▶ TEXT SHOWN
--- Start ---

I'm not using natural chunk charcoal. I love Alton, but I gotta go against him here. The stuff is a pain in the ass to use. It burns out very quickly--we're talking minutes--it burns hot, and it flames up a lot. I might use it for grilling, sometimes, but I'll sooner get a smoker than use natural chunk charcoal to try to barbecue something.

I'm not using wood because I don't have any on hand. Well, I've got some pine, but that's not a good flavor to impart in meat, well, not in the states, anyways.

I am using a rub. But I am sharing the details. Caveat Emptor: I've not tried the rub before, so I don't know how it will be. I do suggest that you make your own rub, because it's just fun to toss stuff together.

I'm not using sauce.

I am using a mop. I'm basting the meat about every half hour with:

1 cup vinegar
1/2 cup red wine
1/2 cup olive oil
1/4 cup worcestershire sauce
1 teaspoon salt
1 tablespoon paprika

The recipes I've found online usually include beer and/or coffee, vinegar, salt, and some spices. I had no beer, so I used a bottle of red I opened the other night. I wanted to keep the mop simple.

--- End ---

▶ MATERIAL
--- Start ---

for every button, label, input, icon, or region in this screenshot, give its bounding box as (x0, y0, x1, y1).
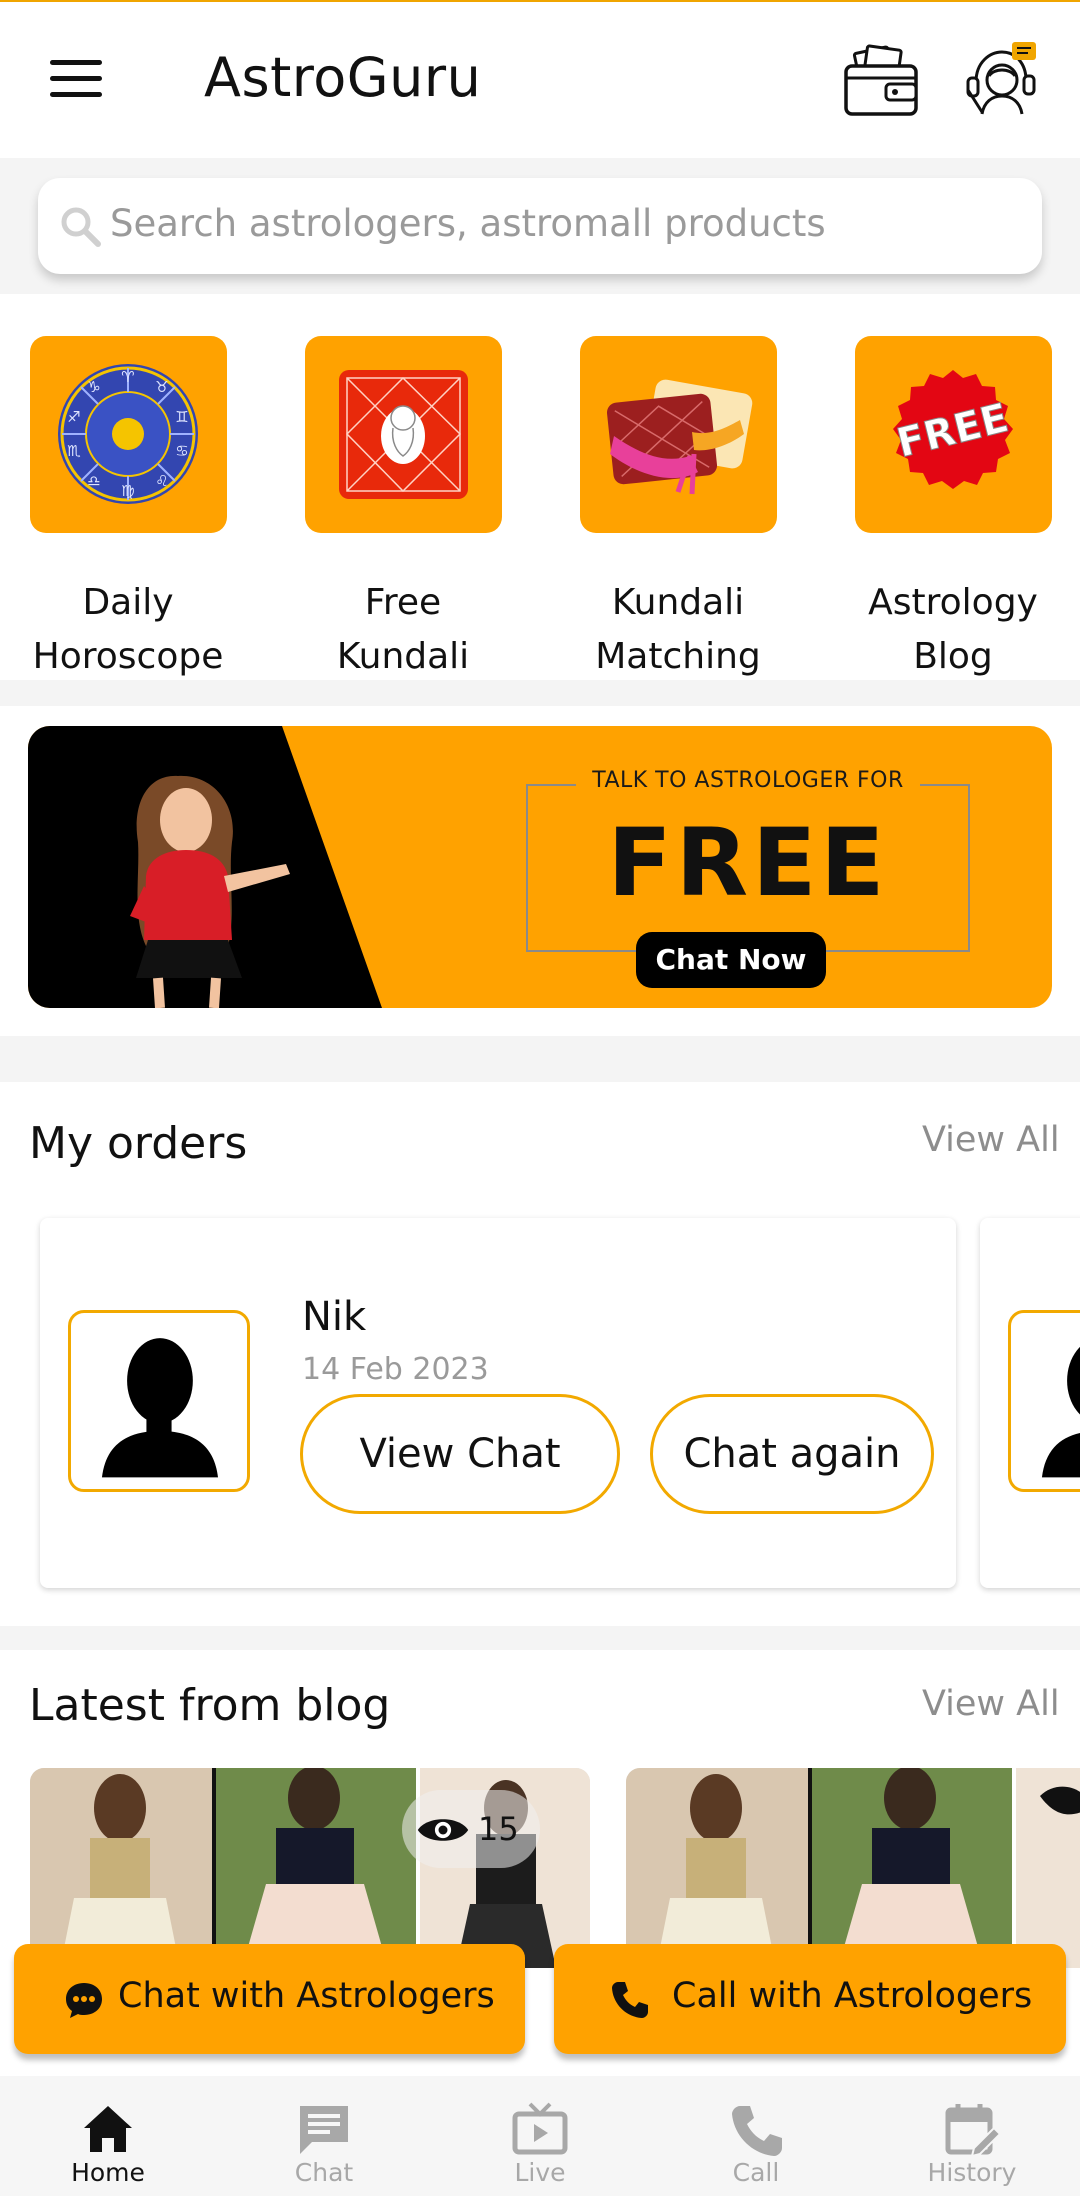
blog-thumbnail (626, 1768, 1080, 1968)
label-line-2: Horoscope (32, 636, 224, 677)
nav-label: Chat (294, 2158, 354, 2187)
nav-item-call[interactable]: Call (648, 2076, 864, 2196)
search-icon (61, 207, 101, 247)
phone-icon (732, 2106, 782, 2156)
person-silhouette-icon (1041, 1346, 1080, 1478)
label-line-2: Kundali (336, 636, 470, 677)
promo-headline: FREE (607, 809, 889, 918)
hamburger-menu-icon[interactable] (50, 60, 106, 100)
nav-item-chat[interactable]: Chat (216, 2076, 432, 2196)
avatar (68, 1310, 250, 1492)
blog-view-all-link[interactable]: View All (922, 1684, 1060, 1724)
quick-link-tile[interactable]: FREE (855, 336, 1052, 533)
search-placeholder: Search astrologers, astromall products (110, 202, 826, 245)
nav-item-home[interactable]: Home (0, 2076, 216, 2196)
svg-text:♍: ♍ (121, 482, 134, 500)
chat-again-button[interactable]: Chat again (650, 1394, 934, 1514)
label-line-2: Blog (913, 636, 993, 677)
label-line-2: Matching (595, 636, 761, 677)
quick-link-tile[interactable] (305, 336, 502, 533)
svg-text:♌: ♌ (155, 472, 168, 490)
kundali-matching-icon (606, 379, 753, 495)
quick-link-label: Daily Horoscope (0, 576, 258, 684)
section-divider (0, 1036, 1080, 1082)
blog-title: Latest from blog (29, 1680, 391, 1731)
blog-card[interactable] (626, 1768, 1080, 1968)
svg-text:♈: ♈ (121, 368, 134, 386)
label-line-1: Free (364, 582, 442, 623)
eye-icon (417, 1819, 469, 1841)
quick-link-tile[interactable]: ♈ ♉ ♊ ♋ ♌ ♍ ♎ ♏ ♐ ♑ (30, 336, 227, 533)
svg-text:♎: ♎ (87, 472, 100, 490)
zodiac-wheel-icon: ♈ ♉ ♊ ♋ ♌ ♍ ♎ ♏ ♐ ♑ (58, 364, 198, 504)
svg-text:♊: ♊ (175, 408, 188, 426)
section-divider (0, 1626, 1080, 1650)
nav-label: Live (514, 2158, 566, 2187)
call-with-astrologers-button[interactable]: Call with Astrologers (554, 1944, 1066, 2054)
quick-link-label: Astrology Blog (823, 576, 1080, 684)
quick-link-label: Free Kundali (273, 576, 533, 684)
person-silhouette-icon (101, 1338, 218, 1478)
nav-label: Home (71, 2158, 145, 2187)
blog-card[interactable]: 15 (30, 1768, 590, 1968)
phone-icon (612, 1982, 648, 2018)
app-header: AstroGuru (0, 2, 1080, 158)
chat-bubble-icon (66, 1983, 102, 2018)
kundali-chart-icon (339, 370, 468, 499)
home-icon (84, 2106, 132, 2152)
label-line-1: Astrology (868, 582, 1038, 623)
quick-links: ♈ ♉ ♊ ♋ ♌ ♍ ♎ ♏ ♐ ♑ Daily Horoscope Free… (0, 294, 1080, 680)
label-line-1: Kundali (611, 582, 745, 623)
app-screen: AstroGuru Search astrologers, astromall … (0, 0, 1080, 2196)
promo-banner[interactable]: TALK TO ASTROLOGER FOR FREE Chat Now (28, 726, 1052, 1008)
views-count: 15 (478, 1810, 519, 1848)
customer-support-icon[interactable] (962, 42, 1038, 118)
nav-label: History (927, 2158, 1017, 2187)
svg-text:♑: ♑ (87, 378, 100, 396)
order-date: 14 Feb 2023 (302, 1352, 489, 1387)
orders-title: My orders (29, 1118, 248, 1169)
order-astrologer-name: Nik (302, 1294, 367, 1340)
orders-view-all-link[interactable]: View All (922, 1120, 1060, 1160)
views-chip: 15 (402, 1790, 540, 1868)
label-line-1: Daily (82, 582, 174, 623)
quick-link-label: Kundali Matching (548, 576, 808, 684)
svg-text:♐: ♐ (67, 408, 80, 426)
chat-with-astrologers-button[interactable]: Chat with Astrologers (14, 1944, 525, 2054)
free-badge-icon: FREE (892, 370, 1014, 489)
chat-now-button[interactable]: Chat Now (636, 932, 826, 988)
svg-text:♋: ♋ (175, 442, 188, 460)
svg-text:♏: ♏ (67, 442, 81, 460)
calendar-edit-icon (945, 2104, 1000, 2156)
nav-label: Call (732, 2158, 780, 2187)
chat-icon (300, 2106, 348, 2154)
svg-text:♉: ♉ (155, 378, 168, 396)
live-tv-icon (512, 2102, 568, 2155)
wallet-icon[interactable] (842, 42, 920, 118)
call-with-astrologers-label: Call with Astrologers (672, 1976, 1033, 2016)
chat-with-astrologers-label: Chat with Astrologers (118, 1976, 495, 2016)
order-card[interactable] (980, 1218, 1080, 1588)
nav-item-history[interactable]: History (864, 2076, 1080, 2196)
app-title: AstroGuru (204, 46, 482, 109)
avatar (1008, 1310, 1080, 1492)
search-input[interactable]: Search astrologers, astromall products (38, 178, 1042, 274)
view-chat-button[interactable]: View Chat (300, 1394, 620, 1514)
promo-banner-section: TALK TO ASTROLOGER FOR FREE Chat Now (0, 706, 1080, 1036)
promo-subtitle: TALK TO ASTROLOGER FOR (576, 768, 920, 793)
nav-item-live[interactable]: Live (432, 2076, 648, 2196)
quick-link-tile[interactable] (580, 336, 777, 533)
order-card[interactable]: Nik 14 Feb 2023 View Chat Chat again (40, 1218, 956, 1588)
bottom-navigation: Home Chat Live Call History (0, 2076, 1080, 2196)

--- End ---

In the barbecue notes, how often does the writer baste the meat with the mop? Please note that the items aren't needed here.

About every half hour.